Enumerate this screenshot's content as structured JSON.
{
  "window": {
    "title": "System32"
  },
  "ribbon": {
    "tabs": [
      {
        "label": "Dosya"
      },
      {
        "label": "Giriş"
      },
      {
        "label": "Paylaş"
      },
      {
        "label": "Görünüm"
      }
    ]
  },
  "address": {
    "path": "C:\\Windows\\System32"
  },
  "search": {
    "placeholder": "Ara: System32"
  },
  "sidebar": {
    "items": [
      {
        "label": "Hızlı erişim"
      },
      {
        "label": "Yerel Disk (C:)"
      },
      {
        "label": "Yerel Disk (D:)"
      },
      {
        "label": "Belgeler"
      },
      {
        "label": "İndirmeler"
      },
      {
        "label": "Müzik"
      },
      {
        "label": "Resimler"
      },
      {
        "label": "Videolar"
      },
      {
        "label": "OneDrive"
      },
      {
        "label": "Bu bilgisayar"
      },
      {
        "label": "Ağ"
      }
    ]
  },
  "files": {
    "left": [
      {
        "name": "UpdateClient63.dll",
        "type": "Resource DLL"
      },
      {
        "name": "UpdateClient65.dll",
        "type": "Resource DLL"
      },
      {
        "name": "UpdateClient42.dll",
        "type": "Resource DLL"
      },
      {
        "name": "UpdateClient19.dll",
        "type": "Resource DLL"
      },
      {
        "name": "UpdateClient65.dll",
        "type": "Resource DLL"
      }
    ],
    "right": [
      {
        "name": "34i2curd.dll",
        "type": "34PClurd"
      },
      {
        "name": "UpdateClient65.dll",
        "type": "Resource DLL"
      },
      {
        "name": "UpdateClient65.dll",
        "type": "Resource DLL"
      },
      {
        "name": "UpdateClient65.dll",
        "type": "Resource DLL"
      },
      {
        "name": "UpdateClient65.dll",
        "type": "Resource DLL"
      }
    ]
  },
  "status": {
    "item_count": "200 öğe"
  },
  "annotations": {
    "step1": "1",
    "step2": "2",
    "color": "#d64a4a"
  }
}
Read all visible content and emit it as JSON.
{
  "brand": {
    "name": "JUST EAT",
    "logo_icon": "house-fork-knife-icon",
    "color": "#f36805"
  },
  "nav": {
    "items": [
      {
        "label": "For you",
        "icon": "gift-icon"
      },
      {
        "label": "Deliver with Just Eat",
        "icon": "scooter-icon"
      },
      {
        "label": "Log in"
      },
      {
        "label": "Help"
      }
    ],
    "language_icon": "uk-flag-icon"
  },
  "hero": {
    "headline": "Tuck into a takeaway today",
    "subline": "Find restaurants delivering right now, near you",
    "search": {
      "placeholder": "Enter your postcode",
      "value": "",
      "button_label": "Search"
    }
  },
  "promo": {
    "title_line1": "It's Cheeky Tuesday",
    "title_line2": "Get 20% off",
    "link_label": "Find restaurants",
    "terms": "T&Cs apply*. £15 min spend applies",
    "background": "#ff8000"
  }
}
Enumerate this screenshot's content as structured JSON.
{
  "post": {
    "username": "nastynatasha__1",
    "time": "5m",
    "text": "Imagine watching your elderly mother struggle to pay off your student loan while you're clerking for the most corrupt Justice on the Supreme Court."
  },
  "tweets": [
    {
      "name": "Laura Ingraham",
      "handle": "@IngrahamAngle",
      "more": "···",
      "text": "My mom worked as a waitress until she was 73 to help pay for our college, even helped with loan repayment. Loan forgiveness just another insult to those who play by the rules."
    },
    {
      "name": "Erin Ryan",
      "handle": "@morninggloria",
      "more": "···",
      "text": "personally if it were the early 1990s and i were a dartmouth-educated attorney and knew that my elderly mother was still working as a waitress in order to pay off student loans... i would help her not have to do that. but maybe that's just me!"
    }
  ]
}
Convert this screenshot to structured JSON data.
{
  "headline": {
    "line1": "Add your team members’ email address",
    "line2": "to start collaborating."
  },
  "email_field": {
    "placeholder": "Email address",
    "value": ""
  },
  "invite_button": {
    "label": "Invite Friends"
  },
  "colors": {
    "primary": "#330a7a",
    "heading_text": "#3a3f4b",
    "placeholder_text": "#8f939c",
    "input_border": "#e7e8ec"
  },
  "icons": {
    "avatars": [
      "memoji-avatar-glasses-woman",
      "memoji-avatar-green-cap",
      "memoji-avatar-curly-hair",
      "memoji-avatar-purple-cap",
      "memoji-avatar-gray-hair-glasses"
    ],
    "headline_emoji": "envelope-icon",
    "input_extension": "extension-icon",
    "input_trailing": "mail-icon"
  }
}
* * * *
== To do ==
Write down every line of the data exactly as it appears above.

== Exercise result ==
Enumerate this screenshot's content as structured JSON.
{
  "window": {
    "title": "System32"
  },
  "ribbon": {
    "tabs": [
      {
        "label": "Dosya"
      },
      {
        "label": "Giriş"
      },
      {
        "label": "Paylaş"
      },
      {
        "label": "Görünüm"
      }
    ]
  },
  "address": {
    "path": "C:\\Windows\\System32"
  },
  "search": {
    "placeholder": "Ara: System32"
  },
  "sidebar": {
    "items": [
      {
        "label": "Hızlı erişim"
      },
      {
        "label": "Yerel Disk (C:)"
      },
      {
        "label": "Yerel Disk (D:)"
      },
      {
        "label": "Belgeler"
      },
      {
        "label": "İndirmeler"
      },
      {
        "label": "Müzik"
      },
      {
        "label": "Resimler"
      },
      {
        "label": "Videolar"
      },
      {
        "label": "OneDrive"
      },
      {
        "label": "Bu bilgisayar"
      },
      {
        "label": "Ağ"
      }
    ]
  },
  "files": {
    "left": [
      {
        "name": "UpdateClient63.dll",
        "type": "Resource DLL"
      },
      {
        "name": "UpdateClient65.dll",
        "type": "Resource DLL"
      },
      {
        "name": "UpdateClient42.dll",
        "type": "Resource DLL"
      },
      {
        "name": "UpdateClient19.dll",
        "type": "Resource DLL"
      },
      {
        "name": "UpdateClient65.dll",
        "type": "Resource DLL"
      }
    ],
    "right": [
      {
        "name": "34i2curd.dll",
        "type": "34PClurd"
      },
      {
        "name": "UpdateClient65.dll",
        "type": "Resource DLL"
      },
      {
        "name": "UpdateClient65.dll",
        "type": "Resource DLL"
      },
      {
        "name": "UpdateClient65.dll",
        "type": "Resource DLL"
      },
      {
        "name": "UpdateClient65.dll",
        "type": "Resource DLL"
      }
    ]
  },
  "status": {
    "item_count": "200 öğe"
  },
  "annotations": {
    "step1": "1",
    "step2": "2",
    "color": "#d64a4a"
  }
}
Read all visible content and emit it as JSON.
{
  "brand": {
    "name": "JUST EAT",
    "logo_icon": "house-fork-knife-icon",
    "color": "#f36805"
  },
  "nav": {
    "items": [
      {
        "label": "For you",
        "icon": "gift-icon"
      },
      {
        "label": "Deliver with Just Eat",
        "icon": "scooter-icon"
      },
      {
        "label": "Log in"
      },
      {
        "label": "Help"
      }
    ],
    "language_icon": "uk-flag-icon"
  },
  "hero": {
    "headline": "Tuck into a takeaway today",
    "subline": "Find restaurants delivering right now, near you",
    "search": {
      "placeholder": "Enter your postcode",
      "value": "",
      "button_label": "Search"
    }
  },
  "promo": {
    "title_line1": "It's Cheeky Tuesday",
    "title_line2": "Get 20% off",
    "link_label": "Find restaurants",
    "terms": "T&Cs apply*. £15 min spend applies",
    "background": "#ff8000"
  }
}
Enumerate this screenshot's content as structured JSON.
{
  "post": {
    "username": "nastynatasha__1",
    "time": "5m",
    "text": "Imagine watching your elderly mother struggle to pay off your student loan while you're clerking for the most corrupt Justice on the Supreme Court."
  },
  "tweets": [
    {
      "name": "Laura Ingraham",
      "handle": "@IngrahamAngle",
      "more": "···",
      "text": "My mom worked as a waitress until she was 73 to help pay for our college, even helped with loan repayment. Loan forgiveness just another insult to those who play by the rules."
    },
    {
      "name": "Erin Ryan",
      "handle": "@morninggloria",
      "more": "···",
      "text": "personally if it were the early 1990s and i were a dartmouth-educated attorney and knew that my elderly mother was still working as a waitress in order to pay off student loans... i would help her not have to do that. but maybe that's just me!"
    }
  ]
}
Convert this screenshot to structured JSON data.
{
  "headline": {
    "line1": "Add your team members’ email address",
    "line2": "to start collaborating."
  },
  "email_field": {
    "placeholder": "Email address",
    "value": ""
  },
  "invite_button": {
    "label": "Invite Friends"
  },
  "colors": {
    "primary": "#330a7a",
    "heading_text": "#3a3f4b",
    "placeholder_text": "#8f939c",
    "input_border": "#e7e8ec"
  },
  "icons": {
    "avatars": [
      "memoji-avatar-glasses-woman",
      "memoji-avatar-green-cap",
      "memoji-avatar-curly-hair",
      "memoji-avatar-purple-cap",
      "memoji-avatar-gray-hair-glasses"
    ],
    "headline_emoji": "envelope-icon",
    "input_extension": "extension-icon",
    "input_trailing": "mail-icon"
  }
}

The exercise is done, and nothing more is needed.